Wherever the word "SERP" shows up in a line, please copy that line.
--------------------------------
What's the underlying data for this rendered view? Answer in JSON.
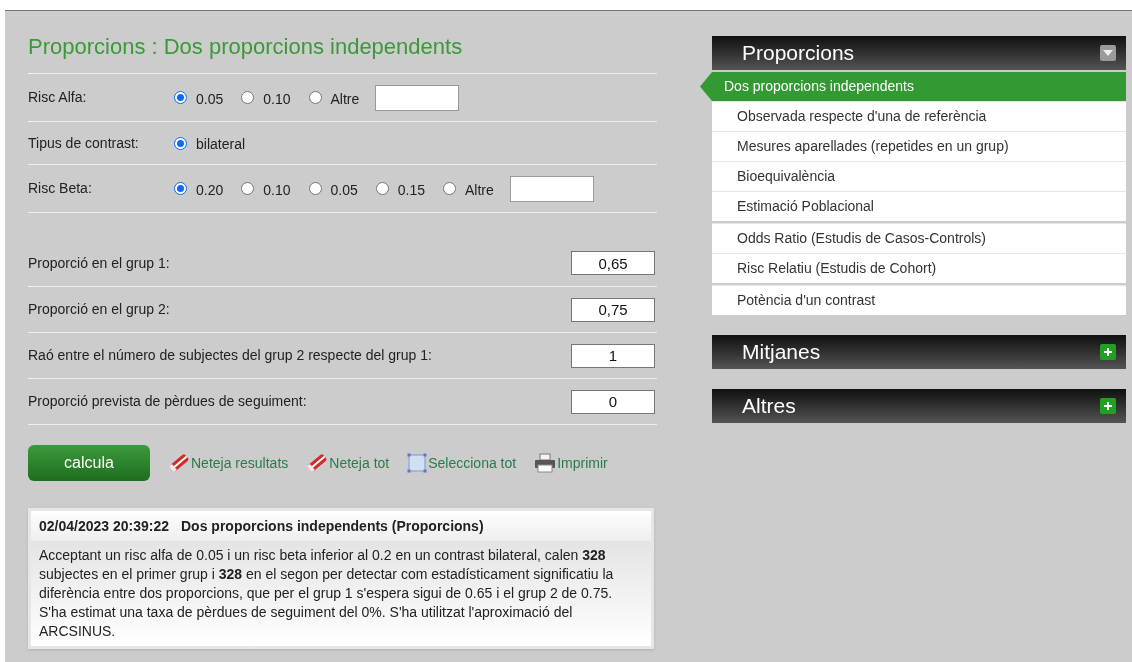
{
  "title": "Proporcions : Dos proporcions independents",
  "options": [
    {
      "label": "Risc Alfa:",
      "radios": [
        {
          "label": "0.05",
          "selected": true
        },
        {
          "label": "0.10",
          "selected": false
        },
        {
          "label": "Altre",
          "selected": false
        }
      ],
      "kind": "choice_with_field"
    },
    {
      "label": "Tipus de contrast:",
      "radios": [
        {
          "label": "bilateral",
          "selected": true
        }
      ],
      "kind": "choice"
    },
    {
      "label": "Risc Beta:",
      "radios": [
        {
          "label": "0.20",
          "selected": true
        },
        {
          "label": "0.10",
          "selected": false
        },
        {
          "label": "0.05",
          "selected": false
        },
        {
          "label": "0.15",
          "selected": false
        },
        {
          "label": "Altre",
          "selected": false
        }
      ],
      "kind": "choice_with_field"
    }
  ],
  "inputs": [
    {
      "label": "Proporció en el grup 1:",
      "value": "0,65"
    },
    {
      "label": "Proporció en el grup 2:",
      "value": "0,75"
    },
    {
      "label": "Raó entre el número de subjectes del grup 2 respecte del grup 1:",
      "value": "1"
    },
    {
      "label": "Proporció prevista de pèrdues de seguiment:",
      "value": "0"
    }
  ],
  "calculate_button": "calcula",
  "actions": [
    {
      "kind": "eraser",
      "label": "Neteja resultats"
    },
    {
      "kind": "eraser",
      "label": "Neteja tot"
    },
    {
      "kind": "select",
      "label": "Selecciona tot"
    },
    {
      "kind": "print",
      "label": "Imprimir"
    }
  ],
  "result": {
    "timestamp": "02/04/2023 20:39:22",
    "title": "Dos proporcions independents (Proporcions)",
    "text": "Acceptant un risc alfa de 0.05 i un risc beta inferior al 0.2 en un contrast bilateral, calen **328** subjectes en el primer grup i **328** en el segon per detectar com estadísticament significatiu la diferència entre dos proporcions, que per el grup 1 s'espera sigui de 0.65 i el grup 2 de 0.75. S'ha estimat una taxa de pèrdues de seguiment del 0%. S'ha utilitzat l'aproximació del ARCSINUS."
  },
  "sidebar": [
    {
      "title": "Proporcions",
      "expanded": true,
      "groups": [
        [
          {
            "label": "Dos proporcions independents",
            "selected": true
          },
          {
            "label": "Observada respecte d'una de referència",
            "selected": false
          },
          {
            "label": "Mesures aparellades (repetides en un grup)",
            "selected": false
          },
          {
            "label": "Bioequivalència",
            "selected": false
          },
          {
            "label": "Estimació Poblacional",
            "selected": false
          }
        ],
        [
          {
            "label": "Odds Ratio (Estudis de Casos-Controls)",
            "selected": false
          },
          {
            "label": "Risc Relatiu (Estudis de Cohort)",
            "selected": false
          }
        ],
        [
          {
            "label": "Potència d'un contrast",
            "selected": false
          }
        ]
      ]
    },
    {
      "title": "Mitjanes",
      "expanded": false
    },
    {
      "title": "Altres",
      "expanded": false
    }
  ]
}
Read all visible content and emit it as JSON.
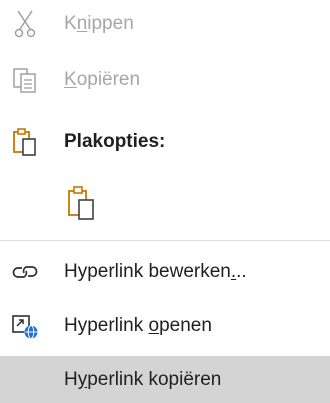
{
  "menu": {
    "cut": {
      "label_a": "K",
      "label_ul": "n",
      "label_b": "ippen",
      "icon": "scissors-icon"
    },
    "copy": {
      "label_a": "",
      "label_ul": "K",
      "label_b": "opiëren",
      "icon": "copy-icon"
    },
    "paste_options": {
      "label": "Plakopties:",
      "icon": "clipboard-icon"
    },
    "paste_keep": {
      "icon": "clipboard-paste-icon"
    },
    "edit_link": {
      "label_a": "Hyperlink bewerken",
      "label_ul": ".",
      "label_b": "..",
      "icon": "link-icon"
    },
    "open_link": {
      "label_a": "Hyperlink ",
      "label_ul": "o",
      "label_b": "penen",
      "icon": "open-link-icon"
    },
    "copy_link": {
      "label_a": "H",
      "label_ul": "y",
      "label_b": "perlink kopiëren"
    }
  },
  "colors": {
    "accent": "#c47a00",
    "disabled": "#a6a6a6",
    "highlight": "#d4d4d4",
    "link_blue": "#1e6fd9"
  }
}
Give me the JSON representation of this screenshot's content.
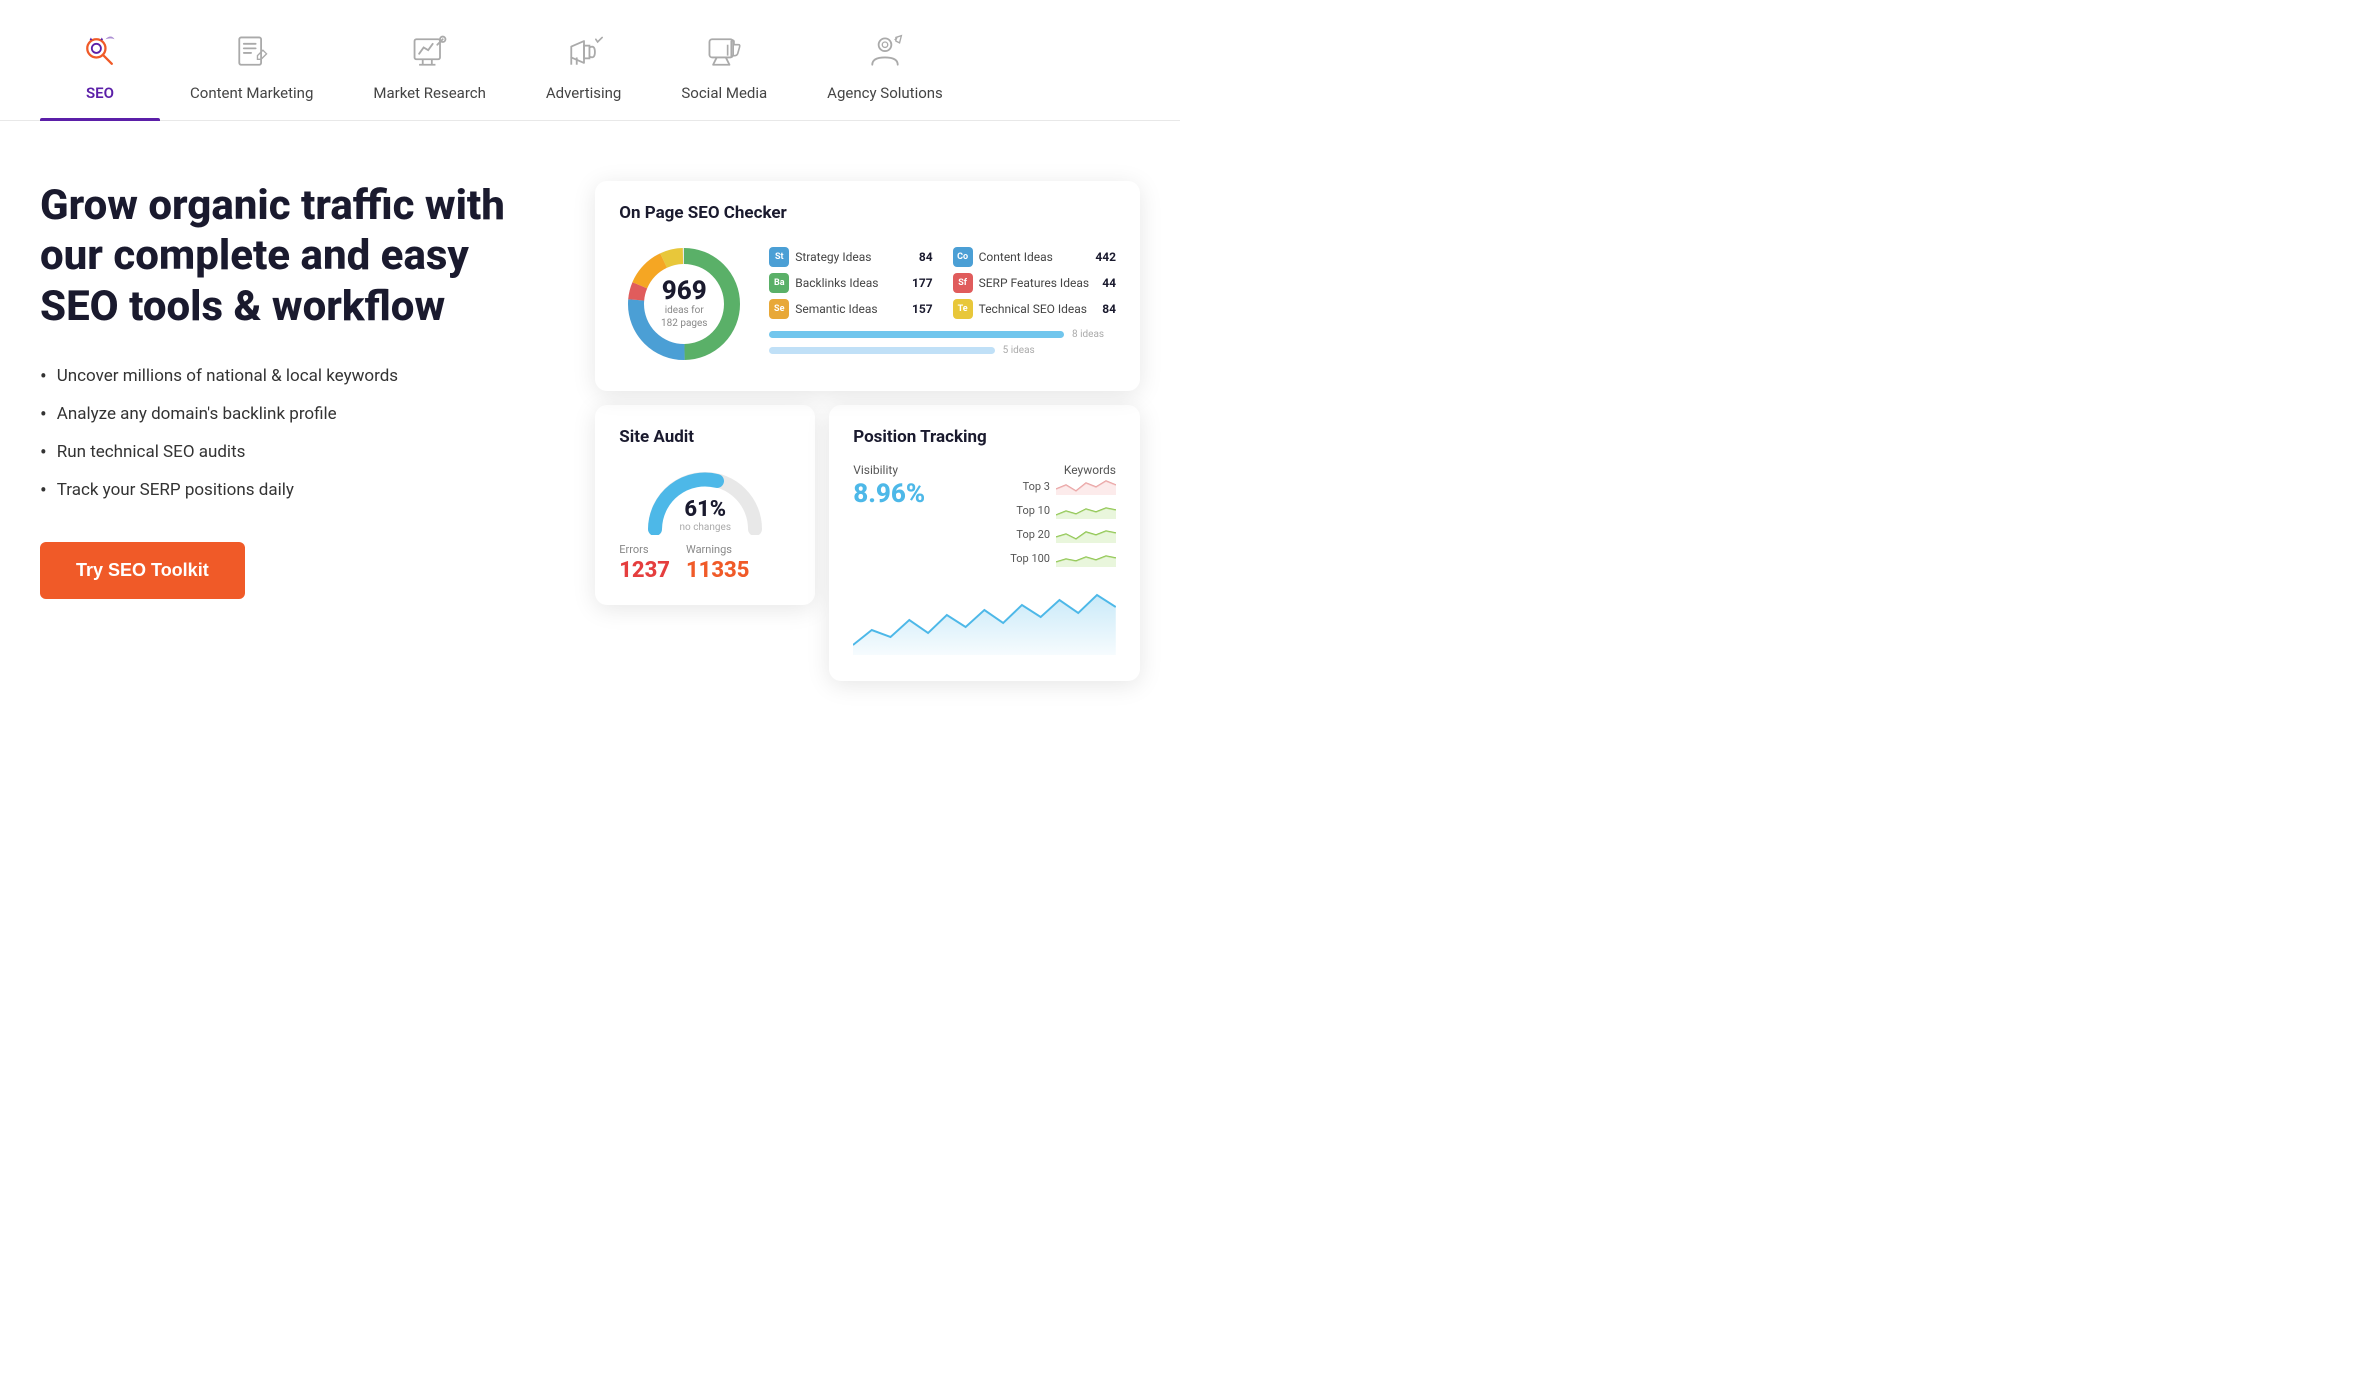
{
  "nav": {
    "items": [
      {
        "id": "seo",
        "label": "SEO",
        "active": true
      },
      {
        "id": "content-marketing",
        "label": "Content Marketing",
        "active": false
      },
      {
        "id": "market-research",
        "label": "Market Research",
        "active": false
      },
      {
        "id": "advertising",
        "label": "Advertising",
        "active": false
      },
      {
        "id": "social-media",
        "label": "Social Media",
        "active": false
      },
      {
        "id": "agency-solutions",
        "label": "Agency Solutions",
        "active": false
      }
    ]
  },
  "hero": {
    "headline": "Grow organic traffic with our complete and easy SEO tools & workflow",
    "bullets": [
      "Uncover millions of national & local keywords",
      "Analyze any domain's backlink profile",
      "Run technical SEO audits",
      "Track your SERP positions daily"
    ],
    "cta_label": "Try SEO Toolkit"
  },
  "seo_checker": {
    "title": "On Page SEO Checker",
    "total": "969",
    "sub_line1": "ideas for",
    "sub_line2": "182 pages",
    "ideas": [
      {
        "badge": "St",
        "color": "#4b9fd5",
        "label": "Strategy Ideas",
        "count": "84"
      },
      {
        "badge": "Ba",
        "color": "#5ab068",
        "label": "Backlinks Ideas",
        "count": "177"
      },
      {
        "badge": "Se",
        "color": "#e8a838",
        "label": "Semantic Ideas",
        "count": "157"
      },
      {
        "badge": "Co",
        "color": "#4b9fd5",
        "label": "Content Ideas",
        "count": "442"
      },
      {
        "badge": "Sf",
        "color": "#e05c5c",
        "label": "SERP Features Ideas",
        "count": "44"
      },
      {
        "badge": "Te",
        "color": "#e8c73a",
        "label": "Technical SEO Ideas",
        "count": "84"
      }
    ],
    "bars": [
      {
        "width": "85%",
        "label": "8 ideas"
      },
      {
        "width": "65%",
        "label": "5 ideas"
      }
    ]
  },
  "site_audit": {
    "title": "Site Audit",
    "percentage": "61%",
    "sub": "no changes",
    "errors_label": "Errors",
    "errors_val": "1237",
    "warnings_label": "Warnings",
    "warnings_val": "11335"
  },
  "position_tracking": {
    "title": "Position Tracking",
    "visibility_label": "Visibility",
    "visibility_pct": "8.96%",
    "keywords_label": "Keywords",
    "keywords": [
      {
        "label": "Top 3",
        "color": "#e8a0a0"
      },
      {
        "label": "Top 10",
        "color": "#8bc34a"
      },
      {
        "label": "Top 20",
        "color": "#8bc34a"
      },
      {
        "label": "Top 100",
        "color": "#8bc34a"
      }
    ]
  },
  "colors": {
    "accent_purple": "#5b1fa8",
    "accent_orange": "#f05a28",
    "accent_blue": "#4db8e8",
    "donut_green": "#5ab068",
    "donut_blue": "#4b9fd5",
    "donut_red": "#e05c5c",
    "donut_orange": "#f5a623",
    "donut_yellow": "#e8c73a"
  }
}
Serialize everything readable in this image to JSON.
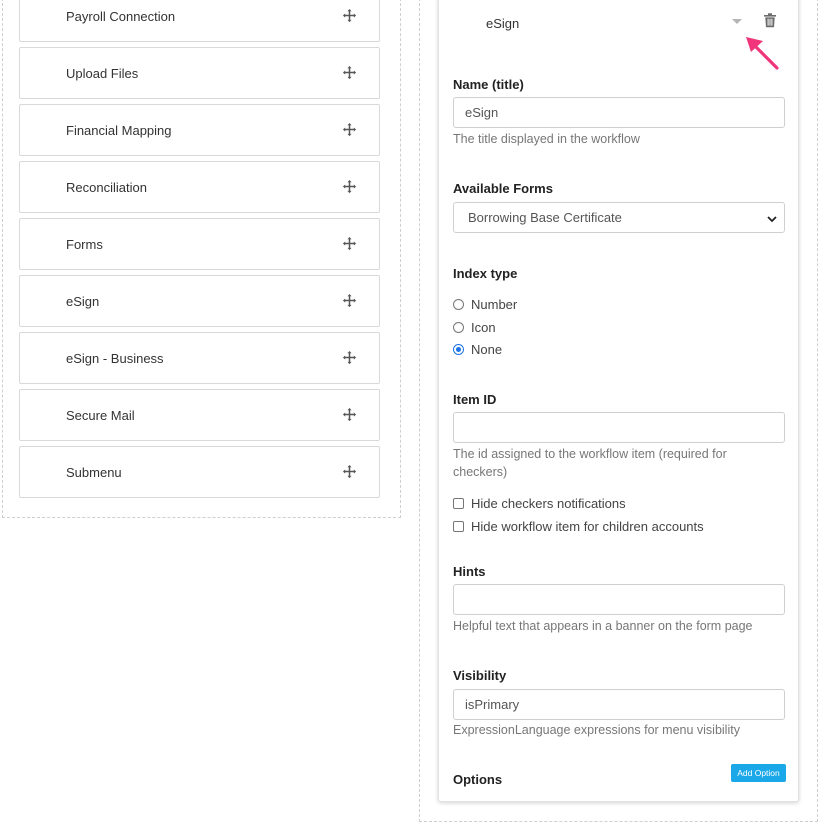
{
  "menu_items": [
    {
      "label": "Payroll Connection"
    },
    {
      "label": "Upload Files"
    },
    {
      "label": "Financial Mapping"
    },
    {
      "label": "Reconciliation"
    },
    {
      "label": "Forms"
    },
    {
      "label": "eSign"
    },
    {
      "label": "eSign - Business"
    },
    {
      "label": "Secure Mail"
    },
    {
      "label": "Submenu"
    }
  ],
  "icons": {
    "move": "move-arrows-icon",
    "collapse": "caret-down-icon",
    "delete": "trash-icon",
    "select": "chevron-down-icon"
  },
  "editor": {
    "title": "eSign",
    "name": {
      "label": "Name (title)",
      "value": "eSign",
      "help": "The title displayed in the workflow"
    },
    "forms": {
      "label": "Available Forms",
      "selected": "Borrowing Base Certificate"
    },
    "index_type": {
      "label": "Index type",
      "options": [
        {
          "label": "Number",
          "checked": false
        },
        {
          "label": "Icon",
          "checked": false
        },
        {
          "label": "None",
          "checked": true
        }
      ]
    },
    "item_id": {
      "label": "Item ID",
      "value": "",
      "help": "The id assigned to the workflow item (required for checkers)"
    },
    "checkboxes": [
      {
        "label": "Hide checkers notifications",
        "checked": false
      },
      {
        "label": "Hide workflow item for children accounts",
        "checked": false
      }
    ],
    "hints": {
      "label": "Hints",
      "value": "",
      "help": "Helpful text that appears in a banner on the form page"
    },
    "visibility": {
      "label": "Visibility",
      "value": "isPrimary",
      "help": "ExpressionLanguage expressions for menu visibility"
    },
    "options": {
      "label": "Options",
      "add_label": "Add Option"
    }
  },
  "colors": {
    "accent": "#1aa8e8",
    "radio_checked": "#1a73e8",
    "pointer_arrow": "#f0357a"
  }
}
--------------------------------
## The output
      "Track your SERP positions daily"
        "label": "SERP Features Ideas",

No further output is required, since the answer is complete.